Stated problem
Repeat each entry as written, dropping any picture you find.
┌────────
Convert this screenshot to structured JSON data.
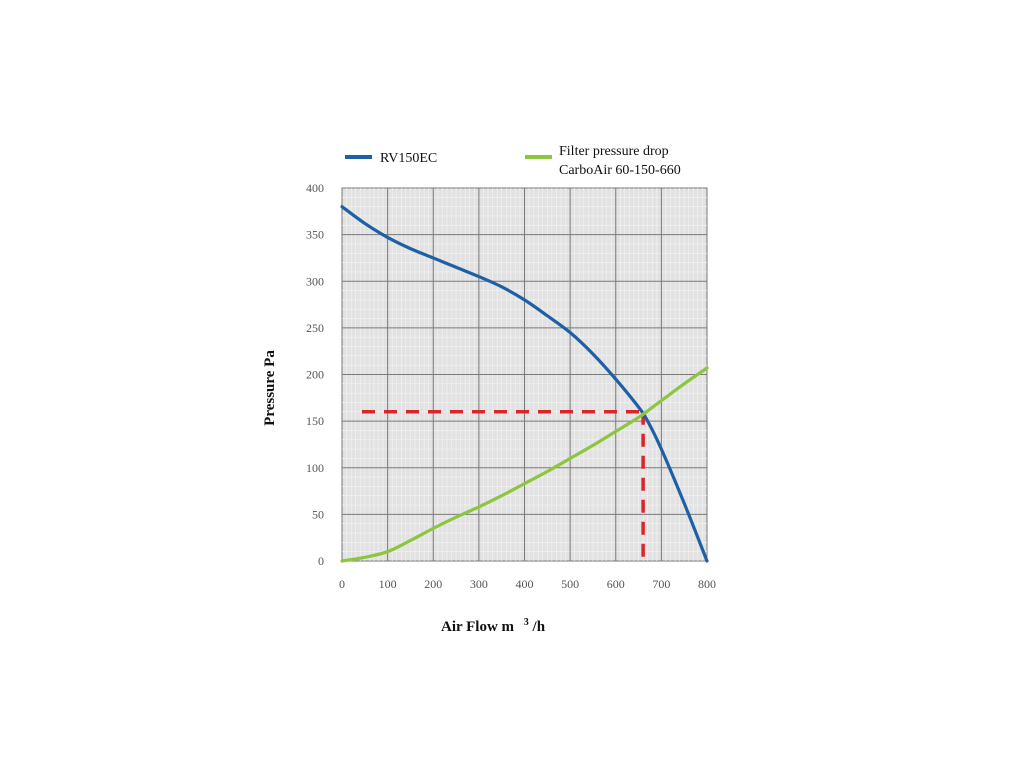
{
  "chart_data": {
    "type": "line",
    "title": "",
    "xlabel": "Air Flow m",
    "xlabel_sup": "3",
    "xlabel_suffix": "/h",
    "ylabel": "Pressure Pa",
    "xlim": [
      0,
      800
    ],
    "ylim": [
      0,
      400
    ],
    "x_ticks": [
      0,
      100,
      200,
      300,
      400,
      500,
      600,
      700,
      800
    ],
    "y_ticks": [
      0,
      50,
      100,
      150,
      200,
      250,
      300,
      350,
      400
    ],
    "grid": true,
    "legend_position": "top",
    "series": [
      {
        "name": "RV150EC",
        "color": "#1f5fa6",
        "points": [
          [
            0,
            380
          ],
          [
            50,
            362
          ],
          [
            100,
            347
          ],
          [
            150,
            335
          ],
          [
            200,
            325
          ],
          [
            250,
            315
          ],
          [
            300,
            305
          ],
          [
            350,
            294
          ],
          [
            400,
            280
          ],
          [
            450,
            263
          ],
          [
            500,
            245
          ],
          [
            550,
            222
          ],
          [
            600,
            195
          ],
          [
            650,
            165
          ],
          [
            670,
            150
          ],
          [
            700,
            120
          ],
          [
            750,
            62
          ],
          [
            800,
            0
          ]
        ]
      },
      {
        "name": "Filter pressure drop",
        "name_line2": "CarboAir 60-150-660",
        "color": "#8cc63f",
        "points": [
          [
            0,
            0
          ],
          [
            50,
            4
          ],
          [
            100,
            10
          ],
          [
            150,
            22
          ],
          [
            200,
            35
          ],
          [
            250,
            47
          ],
          [
            300,
            58
          ],
          [
            350,
            70
          ],
          [
            400,
            83
          ],
          [
            450,
            96
          ],
          [
            500,
            110
          ],
          [
            550,
            124
          ],
          [
            600,
            139
          ],
          [
            650,
            154
          ],
          [
            700,
            172
          ],
          [
            750,
            190
          ],
          [
            800,
            207
          ]
        ]
      }
    ],
    "reference_lines": {
      "color": "#d9262b",
      "operating_point": [
        660,
        160
      ]
    }
  }
}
└────────
Final answer
Convert this screenshot to structured JSON data.
{
  "chart_data": {
    "type": "line",
    "title": "",
    "xlabel": "Air Flow m",
    "xlabel_sup": "3",
    "xlabel_suffix": "/h",
    "ylabel": "Pressure Pa",
    "xlim": [
      0,
      800
    ],
    "ylim": [
      0,
      400
    ],
    "x_ticks": [
      0,
      100,
      200,
      300,
      400,
      500,
      600,
      700,
      800
    ],
    "y_ticks": [
      0,
      50,
      100,
      150,
      200,
      250,
      300,
      350,
      400
    ],
    "grid": true,
    "legend_position": "top",
    "series": [
      {
        "name": "RV150EC",
        "color": "#1f5fa6",
        "points": [
          [
            0,
            380
          ],
          [
            50,
            362
          ],
          [
            100,
            347
          ],
          [
            150,
            335
          ],
          [
            200,
            325
          ],
          [
            250,
            315
          ],
          [
            300,
            305
          ],
          [
            350,
            294
          ],
          [
            400,
            280
          ],
          [
            450,
            263
          ],
          [
            500,
            245
          ],
          [
            550,
            222
          ],
          [
            600,
            195
          ],
          [
            650,
            165
          ],
          [
            670,
            150
          ],
          [
            700,
            120
          ],
          [
            750,
            62
          ],
          [
            800,
            0
          ]
        ]
      },
      {
        "name": "Filter pressure drop",
        "name_line2": "CarboAir 60-150-660",
        "color": "#8cc63f",
        "points": [
          [
            0,
            0
          ],
          [
            50,
            4
          ],
          [
            100,
            10
          ],
          [
            150,
            22
          ],
          [
            200,
            35
          ],
          [
            250,
            47
          ],
          [
            300,
            58
          ],
          [
            350,
            70
          ],
          [
            400,
            83
          ],
          [
            450,
            96
          ],
          [
            500,
            110
          ],
          [
            550,
            124
          ],
          [
            600,
            139
          ],
          [
            650,
            154
          ],
          [
            700,
            172
          ],
          [
            750,
            190
          ],
          [
            800,
            207
          ]
        ]
      }
    ],
    "reference_lines": {
      "color": "#d9262b",
      "operating_point": [
        660,
        160
      ]
    }
  }
}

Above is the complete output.